**STORED RECORDS**.
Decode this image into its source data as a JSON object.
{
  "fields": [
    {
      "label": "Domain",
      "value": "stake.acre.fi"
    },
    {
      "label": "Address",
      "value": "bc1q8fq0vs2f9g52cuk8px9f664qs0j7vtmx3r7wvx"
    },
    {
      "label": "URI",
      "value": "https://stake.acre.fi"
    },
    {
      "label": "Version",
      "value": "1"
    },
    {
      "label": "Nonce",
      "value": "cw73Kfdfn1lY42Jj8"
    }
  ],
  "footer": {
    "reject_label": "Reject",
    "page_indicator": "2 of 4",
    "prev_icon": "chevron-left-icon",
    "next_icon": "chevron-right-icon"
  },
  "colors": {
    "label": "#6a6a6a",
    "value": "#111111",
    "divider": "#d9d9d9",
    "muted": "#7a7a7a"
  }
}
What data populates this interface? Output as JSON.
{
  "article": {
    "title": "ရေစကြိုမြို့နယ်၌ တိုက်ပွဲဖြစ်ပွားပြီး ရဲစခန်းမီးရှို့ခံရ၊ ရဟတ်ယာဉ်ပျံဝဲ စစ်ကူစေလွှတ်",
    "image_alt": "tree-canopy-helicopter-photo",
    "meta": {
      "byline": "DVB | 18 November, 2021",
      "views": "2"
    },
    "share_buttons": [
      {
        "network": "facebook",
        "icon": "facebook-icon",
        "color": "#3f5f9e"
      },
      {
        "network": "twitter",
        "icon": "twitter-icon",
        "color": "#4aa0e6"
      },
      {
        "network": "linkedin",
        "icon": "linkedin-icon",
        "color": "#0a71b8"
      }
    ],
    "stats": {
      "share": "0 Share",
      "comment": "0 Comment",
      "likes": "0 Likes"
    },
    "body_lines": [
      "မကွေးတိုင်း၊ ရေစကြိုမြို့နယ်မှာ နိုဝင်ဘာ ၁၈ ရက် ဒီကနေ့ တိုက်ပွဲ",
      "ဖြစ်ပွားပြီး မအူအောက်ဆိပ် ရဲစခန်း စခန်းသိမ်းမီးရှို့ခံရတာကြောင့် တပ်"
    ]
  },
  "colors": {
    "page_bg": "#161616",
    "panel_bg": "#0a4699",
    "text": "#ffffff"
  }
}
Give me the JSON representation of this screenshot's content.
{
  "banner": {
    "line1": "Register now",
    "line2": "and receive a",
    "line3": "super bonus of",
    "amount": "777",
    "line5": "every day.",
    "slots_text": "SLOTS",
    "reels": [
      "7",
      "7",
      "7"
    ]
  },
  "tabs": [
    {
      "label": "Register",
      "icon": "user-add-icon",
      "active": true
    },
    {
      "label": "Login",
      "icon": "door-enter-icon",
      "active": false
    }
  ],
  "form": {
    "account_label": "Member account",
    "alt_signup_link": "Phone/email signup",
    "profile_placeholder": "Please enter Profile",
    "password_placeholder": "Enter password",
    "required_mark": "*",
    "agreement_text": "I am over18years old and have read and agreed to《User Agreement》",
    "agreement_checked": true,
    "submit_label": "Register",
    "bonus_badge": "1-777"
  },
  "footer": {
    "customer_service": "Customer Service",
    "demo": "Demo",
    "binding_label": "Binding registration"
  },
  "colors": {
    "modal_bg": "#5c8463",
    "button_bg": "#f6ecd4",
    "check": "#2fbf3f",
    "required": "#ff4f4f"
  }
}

**WORK TO COMPLETE**.
State how many lines of the data include the word "value", with nothing else.

**TASK OUTPUT**.
6